Recorded data —

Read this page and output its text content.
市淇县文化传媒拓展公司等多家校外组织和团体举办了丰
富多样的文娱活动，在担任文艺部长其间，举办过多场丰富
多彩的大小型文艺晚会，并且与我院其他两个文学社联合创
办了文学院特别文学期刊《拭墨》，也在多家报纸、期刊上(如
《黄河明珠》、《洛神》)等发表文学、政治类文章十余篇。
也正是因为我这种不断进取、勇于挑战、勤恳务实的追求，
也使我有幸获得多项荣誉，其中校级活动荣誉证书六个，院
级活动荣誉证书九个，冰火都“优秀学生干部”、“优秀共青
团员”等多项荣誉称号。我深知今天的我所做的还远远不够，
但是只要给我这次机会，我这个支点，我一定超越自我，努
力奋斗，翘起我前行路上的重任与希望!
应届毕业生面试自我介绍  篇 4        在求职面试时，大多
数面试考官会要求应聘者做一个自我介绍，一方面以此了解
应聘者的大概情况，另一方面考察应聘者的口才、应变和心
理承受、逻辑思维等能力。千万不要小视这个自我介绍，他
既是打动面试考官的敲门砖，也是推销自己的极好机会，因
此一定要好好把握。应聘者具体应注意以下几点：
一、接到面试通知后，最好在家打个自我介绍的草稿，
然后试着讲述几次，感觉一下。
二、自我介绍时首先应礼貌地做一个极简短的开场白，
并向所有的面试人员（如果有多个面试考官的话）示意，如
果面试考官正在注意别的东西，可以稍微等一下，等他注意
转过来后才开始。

Written problem —
All entries shown above should be printed again exactly.

Completed exercise —
Read this page and output its text content.
市淇县文化传媒拓展公司等多家校外组织和团体举办了丰
富多样的文娱活动，在担任文艺部长其间，举办过多场丰富
多彩的大小型文艺晚会，并且与我院其他两个文学社联合创
办了文学院特别文学期刊《拭墨》，也在多家报纸、期刊上(如
《黄河明珠》、《洛神》)等发表文学、政治类文章十余篇。
也正是因为我这种不断进取、勇于挑战、勤恳务实的追求，
也使我有幸获得多项荣誉，其中校级活动荣誉证书六个，院
级活动荣誉证书九个，冰火都“优秀学生干部”、“优秀共青
团员”等多项荣誉称号。我深知今天的我所做的还远远不够，
但是只要给我这次机会，我这个支点，我一定超越自我，努
力奋斗，翘起我前行路上的重任与希望!
应届毕业生面试自我介绍  篇 4        在求职面试时，大多
数面试考官会要求应聘者做一个自我介绍，一方面以此了解
应聘者的大概情况，另一方面考察应聘者的口才、应变和心
理承受、逻辑思维等能力。千万不要小视这个自我介绍，他
既是打动面试考官的敲门砖，也是推销自己的极好机会，因
此一定要好好把握。应聘者具体应注意以下几点：
一、接到面试通知后，最好在家打个自我介绍的草稿，
然后试着讲述几次，感觉一下。
二、自我介绍时首先应礼貌地做一个极简短的开场白，
并向所有的面试人员（如果有多个面试考官的话）示意，如
果面试考官正在注意别的东西，可以稍微等一下，等他注意
转过来后才开始。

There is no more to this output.